*THE TASK:*
Every line that includes the word "datetime" is to be listed.

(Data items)

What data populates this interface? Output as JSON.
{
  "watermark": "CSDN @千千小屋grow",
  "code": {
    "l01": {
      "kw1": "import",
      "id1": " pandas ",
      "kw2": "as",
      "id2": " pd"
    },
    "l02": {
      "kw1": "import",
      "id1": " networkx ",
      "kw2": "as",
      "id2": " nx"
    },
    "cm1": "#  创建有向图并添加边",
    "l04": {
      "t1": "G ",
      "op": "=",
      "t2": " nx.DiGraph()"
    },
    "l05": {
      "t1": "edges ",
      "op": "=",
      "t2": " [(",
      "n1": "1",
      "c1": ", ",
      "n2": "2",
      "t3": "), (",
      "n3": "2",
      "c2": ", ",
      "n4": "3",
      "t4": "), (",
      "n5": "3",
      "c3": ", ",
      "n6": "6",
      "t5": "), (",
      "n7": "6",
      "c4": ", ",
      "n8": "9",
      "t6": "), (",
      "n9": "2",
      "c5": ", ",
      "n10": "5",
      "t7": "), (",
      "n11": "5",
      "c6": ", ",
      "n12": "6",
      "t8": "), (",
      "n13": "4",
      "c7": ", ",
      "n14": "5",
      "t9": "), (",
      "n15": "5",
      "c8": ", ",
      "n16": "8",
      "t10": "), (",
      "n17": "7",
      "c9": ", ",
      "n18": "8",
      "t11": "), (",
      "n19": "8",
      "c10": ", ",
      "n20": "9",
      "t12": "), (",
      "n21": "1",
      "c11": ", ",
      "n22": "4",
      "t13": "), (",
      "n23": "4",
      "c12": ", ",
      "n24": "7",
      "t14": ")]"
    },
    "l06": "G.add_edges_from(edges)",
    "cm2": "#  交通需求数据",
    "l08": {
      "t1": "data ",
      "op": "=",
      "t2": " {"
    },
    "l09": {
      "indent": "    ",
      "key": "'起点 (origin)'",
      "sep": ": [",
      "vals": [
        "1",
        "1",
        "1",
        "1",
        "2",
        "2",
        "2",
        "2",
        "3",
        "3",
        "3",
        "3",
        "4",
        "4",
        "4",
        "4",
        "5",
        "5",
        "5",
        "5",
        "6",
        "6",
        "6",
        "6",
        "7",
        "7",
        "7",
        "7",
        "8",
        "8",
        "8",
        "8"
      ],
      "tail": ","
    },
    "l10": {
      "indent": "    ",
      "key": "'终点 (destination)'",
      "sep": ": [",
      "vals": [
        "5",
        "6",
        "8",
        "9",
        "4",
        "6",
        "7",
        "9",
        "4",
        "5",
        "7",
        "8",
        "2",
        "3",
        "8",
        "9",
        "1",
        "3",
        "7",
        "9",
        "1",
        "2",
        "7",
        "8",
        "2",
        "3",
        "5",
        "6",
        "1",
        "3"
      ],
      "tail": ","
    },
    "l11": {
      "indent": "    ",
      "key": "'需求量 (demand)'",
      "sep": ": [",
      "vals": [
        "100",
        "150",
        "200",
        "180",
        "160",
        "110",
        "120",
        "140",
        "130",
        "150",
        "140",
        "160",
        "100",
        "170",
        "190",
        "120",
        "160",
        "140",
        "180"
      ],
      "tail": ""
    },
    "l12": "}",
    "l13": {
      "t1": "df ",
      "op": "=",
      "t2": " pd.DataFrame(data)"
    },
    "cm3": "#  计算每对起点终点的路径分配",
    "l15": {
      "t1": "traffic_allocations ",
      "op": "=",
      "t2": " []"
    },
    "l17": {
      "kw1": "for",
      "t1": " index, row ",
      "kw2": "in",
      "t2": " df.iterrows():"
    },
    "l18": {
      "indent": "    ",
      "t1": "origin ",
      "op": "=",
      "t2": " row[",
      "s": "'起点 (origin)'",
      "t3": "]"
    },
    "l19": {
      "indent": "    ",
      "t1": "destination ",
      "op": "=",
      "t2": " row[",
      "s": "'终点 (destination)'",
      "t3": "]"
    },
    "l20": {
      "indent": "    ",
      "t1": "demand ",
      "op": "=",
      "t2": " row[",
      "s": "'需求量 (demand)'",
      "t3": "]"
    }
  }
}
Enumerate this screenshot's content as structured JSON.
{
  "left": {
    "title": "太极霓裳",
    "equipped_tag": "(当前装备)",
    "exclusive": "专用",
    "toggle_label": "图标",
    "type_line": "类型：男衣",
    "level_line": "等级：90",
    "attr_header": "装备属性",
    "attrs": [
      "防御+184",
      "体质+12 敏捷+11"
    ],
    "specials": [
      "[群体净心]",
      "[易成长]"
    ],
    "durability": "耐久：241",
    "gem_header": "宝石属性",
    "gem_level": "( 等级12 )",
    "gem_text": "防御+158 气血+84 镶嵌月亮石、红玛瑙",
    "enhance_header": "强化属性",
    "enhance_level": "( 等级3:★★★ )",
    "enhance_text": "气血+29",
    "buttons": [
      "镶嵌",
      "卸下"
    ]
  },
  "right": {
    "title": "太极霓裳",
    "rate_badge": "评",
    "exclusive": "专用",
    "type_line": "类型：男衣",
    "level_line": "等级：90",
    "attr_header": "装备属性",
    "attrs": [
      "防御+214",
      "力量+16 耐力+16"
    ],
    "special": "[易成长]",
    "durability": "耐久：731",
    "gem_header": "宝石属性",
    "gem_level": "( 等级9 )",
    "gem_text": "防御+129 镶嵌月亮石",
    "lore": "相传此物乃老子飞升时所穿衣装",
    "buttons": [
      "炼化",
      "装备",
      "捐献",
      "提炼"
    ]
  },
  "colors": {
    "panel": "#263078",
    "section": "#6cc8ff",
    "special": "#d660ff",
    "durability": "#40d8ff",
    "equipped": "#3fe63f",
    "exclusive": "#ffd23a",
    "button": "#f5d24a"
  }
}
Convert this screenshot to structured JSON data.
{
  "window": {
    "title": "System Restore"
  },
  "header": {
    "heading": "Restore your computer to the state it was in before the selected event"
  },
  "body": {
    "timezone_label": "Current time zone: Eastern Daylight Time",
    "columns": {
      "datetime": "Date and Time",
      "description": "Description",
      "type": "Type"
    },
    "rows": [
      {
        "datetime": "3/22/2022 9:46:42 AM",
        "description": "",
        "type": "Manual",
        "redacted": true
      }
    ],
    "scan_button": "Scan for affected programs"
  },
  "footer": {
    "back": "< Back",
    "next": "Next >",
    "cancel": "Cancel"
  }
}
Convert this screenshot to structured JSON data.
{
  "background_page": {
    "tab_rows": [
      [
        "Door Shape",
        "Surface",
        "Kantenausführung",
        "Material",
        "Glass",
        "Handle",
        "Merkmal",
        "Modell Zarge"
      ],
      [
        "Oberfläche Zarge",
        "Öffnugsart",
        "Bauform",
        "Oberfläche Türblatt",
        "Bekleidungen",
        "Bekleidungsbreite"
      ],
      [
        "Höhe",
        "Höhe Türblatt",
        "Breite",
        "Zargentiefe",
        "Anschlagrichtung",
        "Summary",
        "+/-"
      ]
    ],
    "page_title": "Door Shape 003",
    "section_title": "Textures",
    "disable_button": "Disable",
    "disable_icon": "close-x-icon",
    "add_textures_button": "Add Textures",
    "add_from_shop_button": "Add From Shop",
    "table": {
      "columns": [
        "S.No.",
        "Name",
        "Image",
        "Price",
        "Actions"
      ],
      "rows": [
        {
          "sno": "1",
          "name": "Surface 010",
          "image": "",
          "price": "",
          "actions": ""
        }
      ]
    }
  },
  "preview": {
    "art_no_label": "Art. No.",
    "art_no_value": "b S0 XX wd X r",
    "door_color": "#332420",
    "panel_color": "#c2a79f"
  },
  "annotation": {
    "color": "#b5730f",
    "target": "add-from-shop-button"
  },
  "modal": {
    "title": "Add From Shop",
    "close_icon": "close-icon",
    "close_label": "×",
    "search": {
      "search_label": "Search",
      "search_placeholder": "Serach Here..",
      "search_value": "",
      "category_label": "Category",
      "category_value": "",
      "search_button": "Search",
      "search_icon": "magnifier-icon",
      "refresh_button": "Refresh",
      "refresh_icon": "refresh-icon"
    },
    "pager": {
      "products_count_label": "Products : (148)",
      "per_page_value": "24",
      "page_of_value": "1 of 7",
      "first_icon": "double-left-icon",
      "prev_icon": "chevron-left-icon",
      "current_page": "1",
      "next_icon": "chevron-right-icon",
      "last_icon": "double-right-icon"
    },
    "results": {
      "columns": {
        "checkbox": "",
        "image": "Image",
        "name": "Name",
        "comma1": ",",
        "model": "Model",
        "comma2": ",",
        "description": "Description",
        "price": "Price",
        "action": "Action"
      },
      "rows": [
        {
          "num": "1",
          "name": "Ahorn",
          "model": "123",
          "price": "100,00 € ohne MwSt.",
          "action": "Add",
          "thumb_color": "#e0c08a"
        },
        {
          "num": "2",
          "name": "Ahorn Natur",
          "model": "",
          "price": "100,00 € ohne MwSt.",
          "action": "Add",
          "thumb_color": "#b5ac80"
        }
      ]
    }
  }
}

*RESULT OF THE EXERCISE:*
      "datetime": "Date and Time",
        "datetime": "3/22/2022 9:46:42 AM",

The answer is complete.